▶ _Task prompt_:
From the entries provided below, copy each line that contains the word "三五年远景目标纲要".

▶ _Dataset records_:
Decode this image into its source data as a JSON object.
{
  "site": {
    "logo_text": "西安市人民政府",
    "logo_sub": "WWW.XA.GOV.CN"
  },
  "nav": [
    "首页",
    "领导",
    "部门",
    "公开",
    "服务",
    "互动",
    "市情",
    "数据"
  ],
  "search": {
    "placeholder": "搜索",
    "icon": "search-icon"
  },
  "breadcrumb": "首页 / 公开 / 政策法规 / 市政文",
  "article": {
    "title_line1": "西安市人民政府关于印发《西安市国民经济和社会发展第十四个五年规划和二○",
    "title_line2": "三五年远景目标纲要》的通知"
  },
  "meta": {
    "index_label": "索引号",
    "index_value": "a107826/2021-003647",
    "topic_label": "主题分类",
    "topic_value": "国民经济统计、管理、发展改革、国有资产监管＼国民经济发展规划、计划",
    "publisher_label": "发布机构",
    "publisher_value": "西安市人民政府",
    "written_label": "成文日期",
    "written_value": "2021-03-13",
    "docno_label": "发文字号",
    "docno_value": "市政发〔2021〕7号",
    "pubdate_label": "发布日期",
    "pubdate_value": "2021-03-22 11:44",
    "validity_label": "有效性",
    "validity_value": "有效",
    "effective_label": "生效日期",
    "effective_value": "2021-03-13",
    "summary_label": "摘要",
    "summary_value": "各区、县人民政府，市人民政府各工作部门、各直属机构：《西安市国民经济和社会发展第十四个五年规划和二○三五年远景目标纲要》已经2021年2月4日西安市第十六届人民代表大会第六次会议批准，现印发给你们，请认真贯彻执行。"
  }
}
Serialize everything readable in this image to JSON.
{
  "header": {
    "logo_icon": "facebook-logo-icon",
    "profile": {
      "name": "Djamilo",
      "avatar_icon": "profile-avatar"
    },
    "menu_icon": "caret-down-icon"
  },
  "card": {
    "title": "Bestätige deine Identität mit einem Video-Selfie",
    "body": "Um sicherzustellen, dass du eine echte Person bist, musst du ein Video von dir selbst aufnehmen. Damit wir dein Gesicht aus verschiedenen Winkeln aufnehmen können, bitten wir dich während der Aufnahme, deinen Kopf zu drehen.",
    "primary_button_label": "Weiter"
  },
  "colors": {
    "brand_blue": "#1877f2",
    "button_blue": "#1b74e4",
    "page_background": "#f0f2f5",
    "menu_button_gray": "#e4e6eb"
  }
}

▶ _Finished exercise_:
    "title_line2": "三五年远景目标纲要》的通知"
    "summary_value": "各区、县人民政府，市人民政府各工作部门、各直属机构：《西安市国民经济和社会发展第十四个五年规划和二○三五年远景目标纲要》已经2021年2月4日西安市第十六届人民代表大会第六次会议批准，现印发给你们，请认真贯彻执行。"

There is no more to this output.